---------- Input

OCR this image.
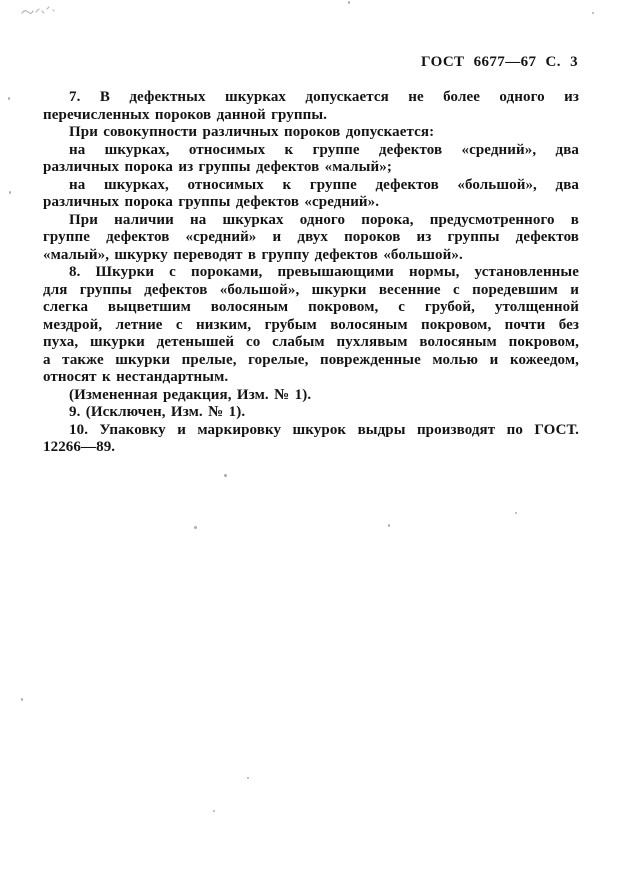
ГОСТ 6677—67 С. 3
7. В дефектных шкурках допускается не более одного из
перечисленных пороков данной группы.
При совокупности различных пороков допускается:
на шкурках, относимых к группе дефектов «средний», два
различных порока из группы дефектов «малый»;
на шкурках, относимых к группе дефектов «большой», два
различных порока группы дефектов «средний».
При наличии на шкурках одного порока, предусмотренного в
группе дефектов «средний» и двух пороков из группы дефектов
«малый», шкурку переводят в группу дефектов «большой».
8. Шкурки с пороками, превышающими нормы, установленные
для группы дефектов «большой», шкурки весенние с поредевшим и
слегка выцветшим волосяным покровом, с грубой, утолщенной
мездрой, летние с низким, грубым волосяным покровом, почти без
пуха, шкурки детенышей со слабым пухлявым волосяным покровом,
а также шкурки прелые, горелые, поврежденные молью и кожеедом,
относят к нестандартным.
(Измененная редакция, Изм. № 1).
9. (Исключен, Изм. № 1).
10. Упаковку и маркировку шкурок выдры производят по ГОСТ.
12266—89.
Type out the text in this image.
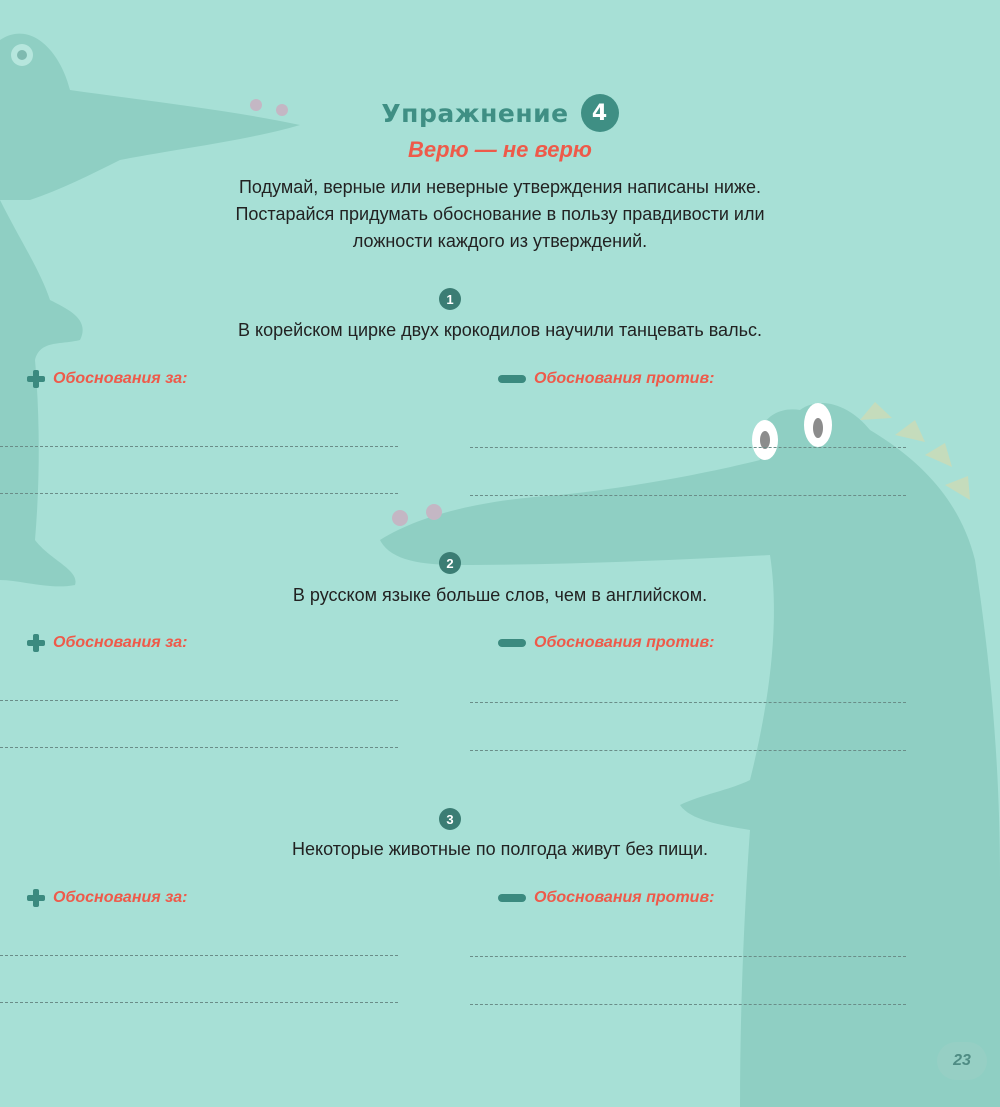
Упражнение	4
Верю — не верю
Подумай, верные или неверные утверждения написаны ниже.
Постарайся придумать обоснование в пользу правдивости или
ложности каждого из утверждений.
1
В корейском цирке двух крокодилов научили танцевать вальс.
Обоснования за:	Обоснования против:
2
В русском языке больше слов, чем в английском.
Обоснования за:	Обоснования против:
3
Некоторые животные по полгода живут без пищи.
Обоснования за:	Обоснования против:
23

--------------------

Copy the material above in full and exactly, skipping pictures.

OCR this image.
ГОСТ 6677—67 С. 3
7. В дефектных шкурках допускается не более одного из
перечисленных пороков данной группы.
При совокупности различных пороков допускается:
на шкурках, относимых к группе дефектов «средний», два
различных порока из группы дефектов «малый»;
на шкурках, относимых к группе дефектов «большой», два
различных порока группы дефектов «средний».
При наличии на шкурках одного порока, предусмотренного в
группе дефектов «средний» и двух пороков из группы дефектов
«малый», шкурку переводят в группу дефектов «большой».
8. Шкурки с пороками, превышающими нормы, установленные
для группы дефектов «большой», шкурки весенние с поредевшим и
слегка выцветшим волосяным покровом, с грубой, утолщенной
мездрой, летние с низким, грубым волосяным покровом, почти без
пуха, шкурки детенышей со слабым пухлявым волосяным покровом,
а также шкурки прелые, горелые, поврежденные молью и кожеедом,
относят к нестандартным.
(Измененная редакция, Изм. № 1).
9. (Исключен, Изм. № 1).
10. Упаковку и маркировку шкурок выдры производят по ГОСТ.
12266—89.
Type out the text in this image.
Упражнение	4
Верю — не верю
Подумай, верные или неверные утверждения написаны ниже.
Постарайся придумать обоснование в пользу правдивости или
ложности каждого из утверждений.
1
В корейском цирке двух крокодилов научили танцевать вальс.
Обоснования за:	Обоснования против:
2
В русском языке больше слов, чем в английском.
Обоснования за:	Обоснования против:
3
Некоторые животные по полгода живут без пищи.
Обоснования за:	Обоснования против:
23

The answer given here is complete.